— Records shown —
--- BEGIN ---
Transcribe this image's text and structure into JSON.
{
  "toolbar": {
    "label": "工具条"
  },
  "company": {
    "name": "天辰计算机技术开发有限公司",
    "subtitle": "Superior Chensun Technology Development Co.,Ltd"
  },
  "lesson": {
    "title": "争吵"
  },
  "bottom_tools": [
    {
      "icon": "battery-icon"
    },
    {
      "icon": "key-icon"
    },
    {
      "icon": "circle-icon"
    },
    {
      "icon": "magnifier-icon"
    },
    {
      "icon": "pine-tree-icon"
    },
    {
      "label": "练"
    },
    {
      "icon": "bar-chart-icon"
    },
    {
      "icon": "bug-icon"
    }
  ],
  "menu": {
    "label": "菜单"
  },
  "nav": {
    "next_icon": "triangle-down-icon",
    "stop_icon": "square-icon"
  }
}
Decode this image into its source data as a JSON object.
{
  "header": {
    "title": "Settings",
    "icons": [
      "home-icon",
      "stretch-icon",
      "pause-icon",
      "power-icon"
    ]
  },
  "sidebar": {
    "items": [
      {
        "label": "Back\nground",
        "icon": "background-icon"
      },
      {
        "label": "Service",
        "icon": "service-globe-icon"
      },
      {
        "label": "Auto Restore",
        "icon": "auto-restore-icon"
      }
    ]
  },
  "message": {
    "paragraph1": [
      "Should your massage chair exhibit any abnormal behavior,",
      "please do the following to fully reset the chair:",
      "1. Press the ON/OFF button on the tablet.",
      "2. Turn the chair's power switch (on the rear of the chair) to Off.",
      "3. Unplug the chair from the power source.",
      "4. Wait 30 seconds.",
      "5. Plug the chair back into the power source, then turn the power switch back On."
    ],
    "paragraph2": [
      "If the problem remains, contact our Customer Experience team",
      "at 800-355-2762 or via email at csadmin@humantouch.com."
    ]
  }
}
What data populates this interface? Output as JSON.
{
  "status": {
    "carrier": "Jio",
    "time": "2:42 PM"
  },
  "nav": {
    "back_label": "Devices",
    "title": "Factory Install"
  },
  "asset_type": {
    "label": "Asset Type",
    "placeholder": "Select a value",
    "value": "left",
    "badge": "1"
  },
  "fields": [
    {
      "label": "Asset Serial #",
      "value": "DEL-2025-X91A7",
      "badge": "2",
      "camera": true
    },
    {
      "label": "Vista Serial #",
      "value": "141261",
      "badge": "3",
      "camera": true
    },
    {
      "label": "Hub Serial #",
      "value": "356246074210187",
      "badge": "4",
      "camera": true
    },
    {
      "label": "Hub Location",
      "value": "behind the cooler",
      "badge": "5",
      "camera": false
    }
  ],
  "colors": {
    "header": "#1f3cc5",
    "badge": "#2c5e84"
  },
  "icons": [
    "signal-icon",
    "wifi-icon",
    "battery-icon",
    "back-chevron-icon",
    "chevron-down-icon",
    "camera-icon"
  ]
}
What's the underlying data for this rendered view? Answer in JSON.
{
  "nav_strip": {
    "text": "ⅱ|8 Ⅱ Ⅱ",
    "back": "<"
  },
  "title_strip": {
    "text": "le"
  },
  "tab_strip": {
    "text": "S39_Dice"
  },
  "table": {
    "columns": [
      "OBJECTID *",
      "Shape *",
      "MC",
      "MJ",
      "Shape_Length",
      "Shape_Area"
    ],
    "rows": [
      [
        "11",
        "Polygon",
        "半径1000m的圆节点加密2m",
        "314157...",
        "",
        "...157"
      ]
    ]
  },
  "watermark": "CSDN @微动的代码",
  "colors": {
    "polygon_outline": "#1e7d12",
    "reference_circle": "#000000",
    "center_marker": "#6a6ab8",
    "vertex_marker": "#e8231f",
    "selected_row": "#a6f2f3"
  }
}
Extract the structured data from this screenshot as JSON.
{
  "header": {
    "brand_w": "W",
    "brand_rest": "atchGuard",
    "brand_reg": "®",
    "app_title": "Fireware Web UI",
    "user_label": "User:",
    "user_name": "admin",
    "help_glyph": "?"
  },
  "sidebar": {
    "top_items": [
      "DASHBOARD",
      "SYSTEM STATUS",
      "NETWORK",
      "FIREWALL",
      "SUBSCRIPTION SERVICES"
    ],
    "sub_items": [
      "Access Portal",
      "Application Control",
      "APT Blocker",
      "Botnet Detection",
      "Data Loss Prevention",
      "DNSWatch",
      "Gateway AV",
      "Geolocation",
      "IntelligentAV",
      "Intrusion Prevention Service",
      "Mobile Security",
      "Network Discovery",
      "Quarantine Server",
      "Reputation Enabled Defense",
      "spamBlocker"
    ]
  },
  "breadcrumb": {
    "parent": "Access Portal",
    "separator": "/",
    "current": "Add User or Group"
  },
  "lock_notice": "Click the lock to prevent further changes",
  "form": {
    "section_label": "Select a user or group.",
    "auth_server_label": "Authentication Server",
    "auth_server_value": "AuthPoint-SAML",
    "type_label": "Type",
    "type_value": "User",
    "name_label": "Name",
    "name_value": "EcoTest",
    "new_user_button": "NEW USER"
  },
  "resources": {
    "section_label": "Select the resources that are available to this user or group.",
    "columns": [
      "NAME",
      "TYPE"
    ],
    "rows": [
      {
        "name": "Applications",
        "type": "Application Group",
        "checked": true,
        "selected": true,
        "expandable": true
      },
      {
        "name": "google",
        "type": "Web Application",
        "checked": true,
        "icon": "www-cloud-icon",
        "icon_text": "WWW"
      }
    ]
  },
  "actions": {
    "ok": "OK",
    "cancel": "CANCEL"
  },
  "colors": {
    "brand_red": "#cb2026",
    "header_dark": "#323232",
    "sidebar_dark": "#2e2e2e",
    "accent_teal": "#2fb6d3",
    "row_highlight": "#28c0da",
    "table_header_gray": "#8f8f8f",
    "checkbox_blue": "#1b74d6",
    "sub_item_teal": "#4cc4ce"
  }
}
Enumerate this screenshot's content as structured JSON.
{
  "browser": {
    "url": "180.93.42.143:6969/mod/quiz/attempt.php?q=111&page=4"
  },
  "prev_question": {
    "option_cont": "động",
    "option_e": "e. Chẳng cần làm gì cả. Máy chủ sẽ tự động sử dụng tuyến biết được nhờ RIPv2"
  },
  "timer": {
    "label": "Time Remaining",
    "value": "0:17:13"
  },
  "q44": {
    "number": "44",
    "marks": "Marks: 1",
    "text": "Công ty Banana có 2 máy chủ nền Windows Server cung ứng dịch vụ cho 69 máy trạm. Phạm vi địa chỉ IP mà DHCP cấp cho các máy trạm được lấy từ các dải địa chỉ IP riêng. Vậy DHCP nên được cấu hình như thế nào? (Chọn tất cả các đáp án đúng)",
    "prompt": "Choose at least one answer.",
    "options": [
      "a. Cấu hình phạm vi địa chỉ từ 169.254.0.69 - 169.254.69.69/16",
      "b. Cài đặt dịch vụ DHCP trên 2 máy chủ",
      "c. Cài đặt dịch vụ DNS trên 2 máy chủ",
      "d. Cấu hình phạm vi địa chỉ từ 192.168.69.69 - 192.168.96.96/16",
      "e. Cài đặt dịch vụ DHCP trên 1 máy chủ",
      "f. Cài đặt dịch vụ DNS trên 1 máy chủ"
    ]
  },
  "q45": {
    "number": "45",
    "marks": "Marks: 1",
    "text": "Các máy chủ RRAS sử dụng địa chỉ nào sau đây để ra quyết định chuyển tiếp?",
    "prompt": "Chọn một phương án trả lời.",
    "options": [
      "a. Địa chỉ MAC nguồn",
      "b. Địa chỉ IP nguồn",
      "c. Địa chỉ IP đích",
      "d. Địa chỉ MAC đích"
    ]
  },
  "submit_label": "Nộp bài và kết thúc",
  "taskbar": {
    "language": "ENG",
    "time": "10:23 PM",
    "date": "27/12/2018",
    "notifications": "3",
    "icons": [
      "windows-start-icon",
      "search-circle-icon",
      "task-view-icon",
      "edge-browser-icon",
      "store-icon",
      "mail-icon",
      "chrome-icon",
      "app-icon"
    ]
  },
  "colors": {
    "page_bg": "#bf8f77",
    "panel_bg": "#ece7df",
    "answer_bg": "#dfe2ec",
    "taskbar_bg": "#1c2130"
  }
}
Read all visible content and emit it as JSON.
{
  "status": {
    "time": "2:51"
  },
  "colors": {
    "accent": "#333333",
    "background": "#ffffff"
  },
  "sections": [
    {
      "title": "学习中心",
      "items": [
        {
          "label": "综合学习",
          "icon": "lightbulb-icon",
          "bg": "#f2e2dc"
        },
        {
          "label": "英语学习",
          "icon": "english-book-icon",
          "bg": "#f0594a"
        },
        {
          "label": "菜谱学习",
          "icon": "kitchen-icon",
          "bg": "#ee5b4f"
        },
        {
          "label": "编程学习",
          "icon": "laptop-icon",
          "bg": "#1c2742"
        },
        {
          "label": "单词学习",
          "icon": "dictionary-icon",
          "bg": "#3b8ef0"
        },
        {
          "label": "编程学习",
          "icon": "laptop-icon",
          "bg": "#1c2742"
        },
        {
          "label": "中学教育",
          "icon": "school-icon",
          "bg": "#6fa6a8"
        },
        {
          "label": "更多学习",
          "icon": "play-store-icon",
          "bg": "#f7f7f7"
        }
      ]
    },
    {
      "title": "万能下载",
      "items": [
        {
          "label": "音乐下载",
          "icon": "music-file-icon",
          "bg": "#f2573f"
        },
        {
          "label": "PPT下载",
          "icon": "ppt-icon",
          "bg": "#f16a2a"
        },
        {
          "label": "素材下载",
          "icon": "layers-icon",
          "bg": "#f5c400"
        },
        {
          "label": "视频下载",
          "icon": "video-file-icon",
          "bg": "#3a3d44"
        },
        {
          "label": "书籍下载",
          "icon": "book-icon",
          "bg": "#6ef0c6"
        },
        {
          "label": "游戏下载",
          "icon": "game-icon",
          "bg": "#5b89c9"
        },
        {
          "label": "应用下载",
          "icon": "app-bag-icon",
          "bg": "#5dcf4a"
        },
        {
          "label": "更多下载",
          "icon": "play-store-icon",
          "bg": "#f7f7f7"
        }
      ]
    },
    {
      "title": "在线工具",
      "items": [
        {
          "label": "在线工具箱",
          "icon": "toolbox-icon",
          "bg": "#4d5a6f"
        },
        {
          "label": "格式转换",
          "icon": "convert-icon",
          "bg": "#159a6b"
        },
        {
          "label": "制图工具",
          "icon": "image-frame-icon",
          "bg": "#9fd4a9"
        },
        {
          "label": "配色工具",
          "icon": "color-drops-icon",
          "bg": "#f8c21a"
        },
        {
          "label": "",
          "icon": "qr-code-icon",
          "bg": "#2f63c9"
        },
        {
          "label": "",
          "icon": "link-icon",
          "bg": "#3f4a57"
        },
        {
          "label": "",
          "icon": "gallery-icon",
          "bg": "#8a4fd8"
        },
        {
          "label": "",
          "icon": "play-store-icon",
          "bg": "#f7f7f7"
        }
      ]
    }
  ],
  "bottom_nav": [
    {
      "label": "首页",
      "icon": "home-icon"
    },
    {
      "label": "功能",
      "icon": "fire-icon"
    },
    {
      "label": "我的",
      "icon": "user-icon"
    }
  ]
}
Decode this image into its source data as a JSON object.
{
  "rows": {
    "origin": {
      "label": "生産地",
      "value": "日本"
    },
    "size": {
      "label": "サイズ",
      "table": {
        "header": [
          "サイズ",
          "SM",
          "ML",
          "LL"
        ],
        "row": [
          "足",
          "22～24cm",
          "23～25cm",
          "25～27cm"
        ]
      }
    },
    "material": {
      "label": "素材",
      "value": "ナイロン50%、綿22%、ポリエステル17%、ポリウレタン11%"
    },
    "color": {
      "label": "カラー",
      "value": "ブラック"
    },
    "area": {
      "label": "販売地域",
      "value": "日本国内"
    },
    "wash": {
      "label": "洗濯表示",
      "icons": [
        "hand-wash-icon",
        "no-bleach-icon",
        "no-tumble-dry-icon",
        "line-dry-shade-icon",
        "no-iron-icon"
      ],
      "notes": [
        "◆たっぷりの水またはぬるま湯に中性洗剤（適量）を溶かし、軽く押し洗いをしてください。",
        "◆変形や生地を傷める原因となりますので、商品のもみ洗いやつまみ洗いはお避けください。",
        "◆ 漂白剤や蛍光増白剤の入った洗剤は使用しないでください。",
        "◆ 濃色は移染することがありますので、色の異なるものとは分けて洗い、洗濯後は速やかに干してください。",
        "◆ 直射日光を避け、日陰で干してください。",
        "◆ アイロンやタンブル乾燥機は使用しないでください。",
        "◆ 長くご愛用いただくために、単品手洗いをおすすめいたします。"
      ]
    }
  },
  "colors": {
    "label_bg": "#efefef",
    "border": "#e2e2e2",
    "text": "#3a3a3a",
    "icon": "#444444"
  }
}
--- END ---
Copy each line of the listing that holds the word "background".

— Written response —
        "icon": "background-icon"
    "background": "#ffffff"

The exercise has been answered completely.